◆ What you will do: Report every line below that holds the word "Fysiol".

[Data entries]
····················

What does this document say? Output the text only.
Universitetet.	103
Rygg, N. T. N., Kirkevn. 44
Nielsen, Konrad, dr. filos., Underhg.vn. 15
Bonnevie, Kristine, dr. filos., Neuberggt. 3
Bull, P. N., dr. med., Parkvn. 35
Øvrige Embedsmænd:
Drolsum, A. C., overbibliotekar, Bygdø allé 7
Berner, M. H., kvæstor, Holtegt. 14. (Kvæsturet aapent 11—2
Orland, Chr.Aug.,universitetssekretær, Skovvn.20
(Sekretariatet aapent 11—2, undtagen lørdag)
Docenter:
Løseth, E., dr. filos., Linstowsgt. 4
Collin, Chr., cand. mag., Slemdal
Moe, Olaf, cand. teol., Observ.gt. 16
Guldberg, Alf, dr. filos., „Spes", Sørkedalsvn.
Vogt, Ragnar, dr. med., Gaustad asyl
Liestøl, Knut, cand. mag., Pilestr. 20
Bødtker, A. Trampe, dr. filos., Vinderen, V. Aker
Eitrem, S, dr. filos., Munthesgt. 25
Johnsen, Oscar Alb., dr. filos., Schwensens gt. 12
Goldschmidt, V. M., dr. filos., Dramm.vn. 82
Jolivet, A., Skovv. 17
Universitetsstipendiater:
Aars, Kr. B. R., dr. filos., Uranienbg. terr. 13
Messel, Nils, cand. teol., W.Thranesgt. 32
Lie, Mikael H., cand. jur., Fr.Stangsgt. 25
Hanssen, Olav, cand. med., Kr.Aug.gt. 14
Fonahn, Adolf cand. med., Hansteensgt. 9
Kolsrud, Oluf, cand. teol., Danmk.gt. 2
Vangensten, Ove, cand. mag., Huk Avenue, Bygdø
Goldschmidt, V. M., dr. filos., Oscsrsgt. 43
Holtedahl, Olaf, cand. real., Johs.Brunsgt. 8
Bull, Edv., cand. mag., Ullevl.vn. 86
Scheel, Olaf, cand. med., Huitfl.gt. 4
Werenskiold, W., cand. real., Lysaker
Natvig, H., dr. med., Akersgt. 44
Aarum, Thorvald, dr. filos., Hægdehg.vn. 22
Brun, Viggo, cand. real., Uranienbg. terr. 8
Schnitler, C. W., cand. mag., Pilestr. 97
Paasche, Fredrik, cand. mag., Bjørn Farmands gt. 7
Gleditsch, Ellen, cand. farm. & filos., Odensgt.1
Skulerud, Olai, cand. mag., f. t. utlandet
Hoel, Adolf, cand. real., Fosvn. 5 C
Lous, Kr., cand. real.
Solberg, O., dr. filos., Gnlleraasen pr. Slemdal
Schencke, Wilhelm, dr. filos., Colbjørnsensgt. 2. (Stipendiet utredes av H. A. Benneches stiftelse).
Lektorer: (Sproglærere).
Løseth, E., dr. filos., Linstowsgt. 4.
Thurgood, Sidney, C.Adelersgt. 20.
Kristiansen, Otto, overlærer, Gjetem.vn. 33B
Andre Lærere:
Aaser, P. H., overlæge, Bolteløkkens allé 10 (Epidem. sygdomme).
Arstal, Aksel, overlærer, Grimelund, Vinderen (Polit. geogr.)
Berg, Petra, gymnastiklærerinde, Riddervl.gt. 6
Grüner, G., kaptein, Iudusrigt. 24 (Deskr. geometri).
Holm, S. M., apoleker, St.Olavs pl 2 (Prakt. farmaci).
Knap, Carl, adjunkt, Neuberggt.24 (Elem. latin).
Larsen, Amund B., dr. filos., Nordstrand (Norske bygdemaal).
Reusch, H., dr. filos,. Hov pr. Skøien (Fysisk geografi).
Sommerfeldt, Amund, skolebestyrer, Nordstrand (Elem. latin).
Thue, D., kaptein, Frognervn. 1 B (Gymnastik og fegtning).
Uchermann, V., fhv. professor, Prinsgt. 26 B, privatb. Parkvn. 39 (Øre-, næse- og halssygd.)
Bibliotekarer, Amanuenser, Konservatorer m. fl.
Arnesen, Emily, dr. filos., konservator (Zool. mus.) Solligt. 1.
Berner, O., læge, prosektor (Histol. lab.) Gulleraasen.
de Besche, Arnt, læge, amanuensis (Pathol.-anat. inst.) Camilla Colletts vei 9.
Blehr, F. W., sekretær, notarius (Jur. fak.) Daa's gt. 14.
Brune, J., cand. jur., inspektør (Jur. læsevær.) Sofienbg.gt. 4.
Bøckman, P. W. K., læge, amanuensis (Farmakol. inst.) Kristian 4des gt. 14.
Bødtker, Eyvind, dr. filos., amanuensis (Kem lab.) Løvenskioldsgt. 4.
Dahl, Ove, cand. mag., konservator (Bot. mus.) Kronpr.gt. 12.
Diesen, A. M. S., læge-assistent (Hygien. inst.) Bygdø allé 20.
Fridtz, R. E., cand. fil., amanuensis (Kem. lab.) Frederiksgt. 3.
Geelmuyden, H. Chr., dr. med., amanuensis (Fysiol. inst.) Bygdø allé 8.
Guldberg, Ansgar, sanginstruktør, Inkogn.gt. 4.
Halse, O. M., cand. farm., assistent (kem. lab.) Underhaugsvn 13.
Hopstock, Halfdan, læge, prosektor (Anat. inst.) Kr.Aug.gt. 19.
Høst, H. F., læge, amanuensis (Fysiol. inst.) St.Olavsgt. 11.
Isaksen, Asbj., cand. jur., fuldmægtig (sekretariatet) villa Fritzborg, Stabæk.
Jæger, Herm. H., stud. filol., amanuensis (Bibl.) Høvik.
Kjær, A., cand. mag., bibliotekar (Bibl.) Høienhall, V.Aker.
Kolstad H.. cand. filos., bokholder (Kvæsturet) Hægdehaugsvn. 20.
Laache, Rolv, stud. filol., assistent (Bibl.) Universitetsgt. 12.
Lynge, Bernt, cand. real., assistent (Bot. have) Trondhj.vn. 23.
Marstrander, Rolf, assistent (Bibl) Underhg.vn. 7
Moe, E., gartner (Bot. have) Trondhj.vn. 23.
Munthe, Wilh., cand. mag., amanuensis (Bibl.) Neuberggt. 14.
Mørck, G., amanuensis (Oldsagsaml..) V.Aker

····················

◆ Expected output:
Geelmuyden, H. Chr., dr. med., amanuensis (Fysiol. inst.) Bygdø allé 8.
Høst, H. F., læge, amanuensis (Fysiol. inst.) St.Olavsgt. 11.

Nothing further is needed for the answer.